-- Given data start --
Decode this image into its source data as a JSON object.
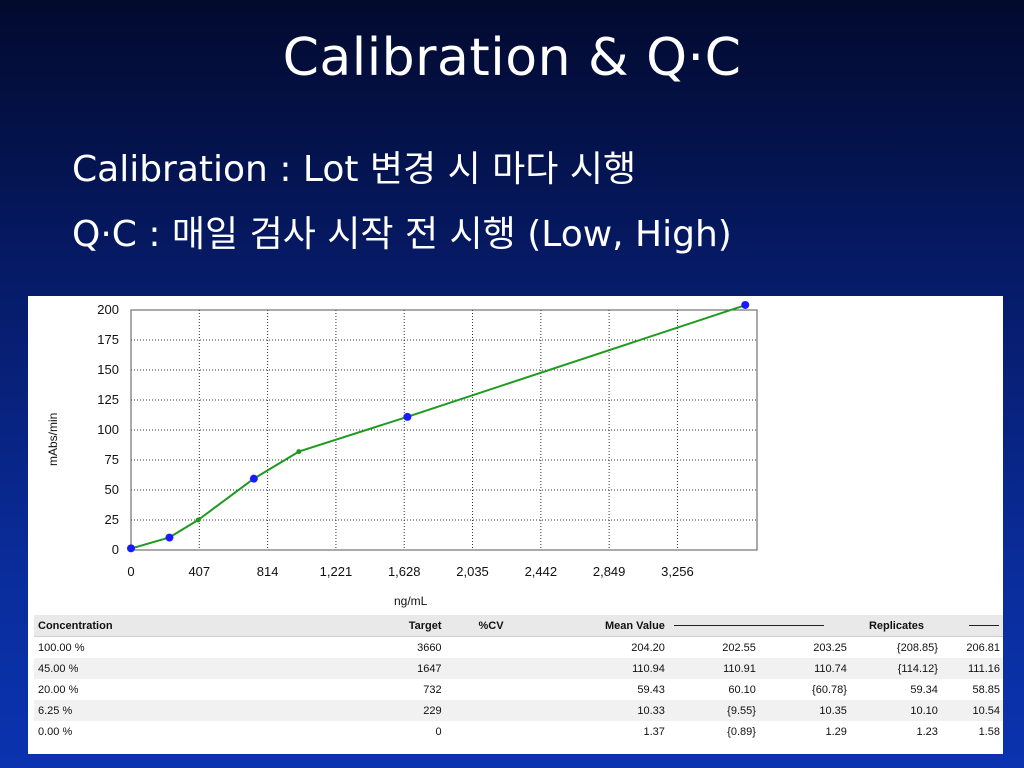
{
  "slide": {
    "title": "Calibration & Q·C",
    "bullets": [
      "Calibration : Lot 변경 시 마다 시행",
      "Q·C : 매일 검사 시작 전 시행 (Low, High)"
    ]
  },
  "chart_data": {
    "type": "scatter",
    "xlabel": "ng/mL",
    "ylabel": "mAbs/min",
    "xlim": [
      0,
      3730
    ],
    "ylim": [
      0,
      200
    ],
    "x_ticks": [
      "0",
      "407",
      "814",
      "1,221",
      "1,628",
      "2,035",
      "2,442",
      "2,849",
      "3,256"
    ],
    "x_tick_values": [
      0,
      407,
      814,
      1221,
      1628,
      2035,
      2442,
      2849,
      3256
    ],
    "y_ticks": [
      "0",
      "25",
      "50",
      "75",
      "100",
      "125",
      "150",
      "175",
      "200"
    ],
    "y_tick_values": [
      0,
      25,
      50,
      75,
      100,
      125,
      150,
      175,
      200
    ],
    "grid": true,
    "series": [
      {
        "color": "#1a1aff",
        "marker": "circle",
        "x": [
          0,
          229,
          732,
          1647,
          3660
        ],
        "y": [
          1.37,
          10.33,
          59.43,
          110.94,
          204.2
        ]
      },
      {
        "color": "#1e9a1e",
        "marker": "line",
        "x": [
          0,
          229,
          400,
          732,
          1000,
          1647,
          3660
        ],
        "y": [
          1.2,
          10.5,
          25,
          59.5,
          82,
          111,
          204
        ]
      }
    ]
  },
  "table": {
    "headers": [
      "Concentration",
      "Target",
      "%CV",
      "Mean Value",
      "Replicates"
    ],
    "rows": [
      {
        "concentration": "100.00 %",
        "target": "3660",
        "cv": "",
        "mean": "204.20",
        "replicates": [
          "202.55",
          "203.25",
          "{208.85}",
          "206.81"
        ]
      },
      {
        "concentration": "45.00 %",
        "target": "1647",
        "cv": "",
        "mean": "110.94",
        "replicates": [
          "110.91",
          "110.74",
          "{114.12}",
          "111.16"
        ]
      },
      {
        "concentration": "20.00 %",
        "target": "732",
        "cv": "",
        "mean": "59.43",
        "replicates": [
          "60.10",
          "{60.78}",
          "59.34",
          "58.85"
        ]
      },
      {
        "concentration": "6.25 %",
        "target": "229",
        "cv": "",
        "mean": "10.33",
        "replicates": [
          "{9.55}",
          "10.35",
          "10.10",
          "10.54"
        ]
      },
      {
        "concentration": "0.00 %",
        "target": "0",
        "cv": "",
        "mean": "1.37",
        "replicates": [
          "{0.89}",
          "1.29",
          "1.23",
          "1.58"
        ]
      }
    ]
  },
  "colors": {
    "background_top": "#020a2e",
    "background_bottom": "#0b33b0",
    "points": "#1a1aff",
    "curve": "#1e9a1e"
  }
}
-- Given data end --
Among the records above, find each line holding the string "Calibration" and pull it out.

* _Exercise result_:
    "title": "Calibration & Q·C",
      "Calibration : Lot 변경 시 마다 시행",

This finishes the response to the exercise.